__Exercise task__: Give every line again exactly as it appears, please, but not the pictures.

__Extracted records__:

====================

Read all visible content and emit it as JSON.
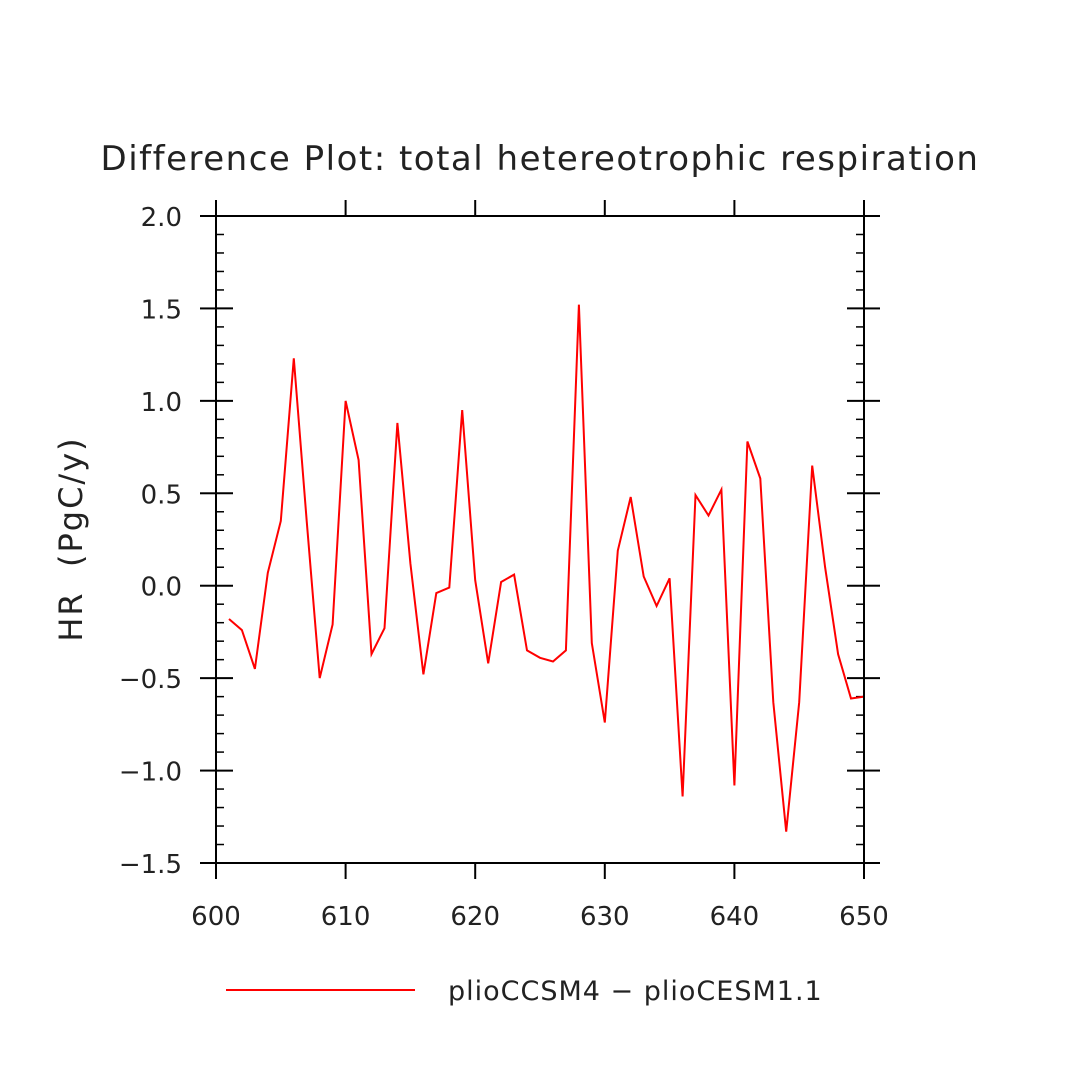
{
  "chart_data": {
    "type": "line",
    "title": "Difference Plot: total hetereotrophic respiration",
    "xlabel": "",
    "ylabel": "HR  (PgC/y)",
    "xlim": [
      600,
      650
    ],
    "ylim": [
      -1.5,
      2.0
    ],
    "x_ticks": [
      600,
      610,
      620,
      630,
      640,
      650
    ],
    "x_tick_labels": [
      "600",
      "610",
      "620",
      "630",
      "640",
      "650"
    ],
    "y_ticks": [
      -1.5,
      -1.0,
      -0.5,
      0.0,
      0.5,
      1.0,
      1.5,
      2.0
    ],
    "y_tick_labels": [
      "−1.5",
      "−1.0",
      "−0.5",
      "0.0",
      "0.5",
      "1.0",
      "1.5",
      "2.0"
    ],
    "grid": false,
    "legend_position": "bottom",
    "series": [
      {
        "name": "plioCCSM4 − plioCESM1.1",
        "color": "#ff0000",
        "x": [
          601,
          602,
          603,
          604,
          605,
          606,
          607,
          608,
          609,
          610,
          611,
          612,
          613,
          614,
          615,
          616,
          617,
          618,
          619,
          620,
          621,
          622,
          623,
          624,
          625,
          626,
          627,
          628,
          629,
          630,
          631,
          632,
          633,
          634,
          635,
          636,
          637,
          638,
          639,
          640,
          641,
          642,
          643,
          644,
          645,
          646,
          647,
          648,
          649,
          650
        ],
        "y": [
          -0.18,
          -0.24,
          -0.45,
          0.07,
          0.35,
          1.23,
          0.35,
          -0.5,
          -0.21,
          1.0,
          0.68,
          -0.37,
          -0.23,
          0.88,
          0.12,
          -0.48,
          -0.04,
          -0.01,
          0.95,
          0.03,
          -0.42,
          0.02,
          0.06,
          -0.35,
          -0.39,
          -0.41,
          -0.35,
          1.52,
          -0.31,
          -0.74,
          0.19,
          0.48,
          0.05,
          -0.11,
          0.04,
          -1.14,
          0.49,
          0.38,
          0.52,
          -1.08,
          0.78,
          0.58,
          -0.63,
          -1.33,
          -0.63,
          0.65,
          0.1,
          -0.37,
          -0.61,
          -0.6
        ]
      }
    ]
  }
}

====================

__Written response__:
Read all visible content and emit it as JSON.
{
  "chart_data": {
    "type": "line",
    "title": "Difference Plot: total hetereotrophic respiration",
    "xlabel": "",
    "ylabel": "HR  (PgC/y)",
    "xlim": [
      600,
      650
    ],
    "ylim": [
      -1.5,
      2.0
    ],
    "x_ticks": [
      600,
      610,
      620,
      630,
      640,
      650
    ],
    "x_tick_labels": [
      "600",
      "610",
      "620",
      "630",
      "640",
      "650"
    ],
    "y_ticks": [
      -1.5,
      -1.0,
      -0.5,
      0.0,
      0.5,
      1.0,
      1.5,
      2.0
    ],
    "y_tick_labels": [
      "−1.5",
      "−1.0",
      "−0.5",
      "0.0",
      "0.5",
      "1.0",
      "1.5",
      "2.0"
    ],
    "grid": false,
    "legend_position": "bottom",
    "series": [
      {
        "name": "plioCCSM4 − plioCESM1.1",
        "color": "#ff0000",
        "x": [
          601,
          602,
          603,
          604,
          605,
          606,
          607,
          608,
          609,
          610,
          611,
          612,
          613,
          614,
          615,
          616,
          617,
          618,
          619,
          620,
          621,
          622,
          623,
          624,
          625,
          626,
          627,
          628,
          629,
          630,
          631,
          632,
          633,
          634,
          635,
          636,
          637,
          638,
          639,
          640,
          641,
          642,
          643,
          644,
          645,
          646,
          647,
          648,
          649,
          650
        ],
        "y": [
          -0.18,
          -0.24,
          -0.45,
          0.07,
          0.35,
          1.23,
          0.35,
          -0.5,
          -0.21,
          1.0,
          0.68,
          -0.37,
          -0.23,
          0.88,
          0.12,
          -0.48,
          -0.04,
          -0.01,
          0.95,
          0.03,
          -0.42,
          0.02,
          0.06,
          -0.35,
          -0.39,
          -0.41,
          -0.35,
          1.52,
          -0.31,
          -0.74,
          0.19,
          0.48,
          0.05,
          -0.11,
          0.04,
          -1.14,
          0.49,
          0.38,
          0.52,
          -1.08,
          0.78,
          0.58,
          -0.63,
          -1.33,
          -0.63,
          0.65,
          0.1,
          -0.37,
          -0.61,
          -0.6
        ]
      }
    ]
  }
}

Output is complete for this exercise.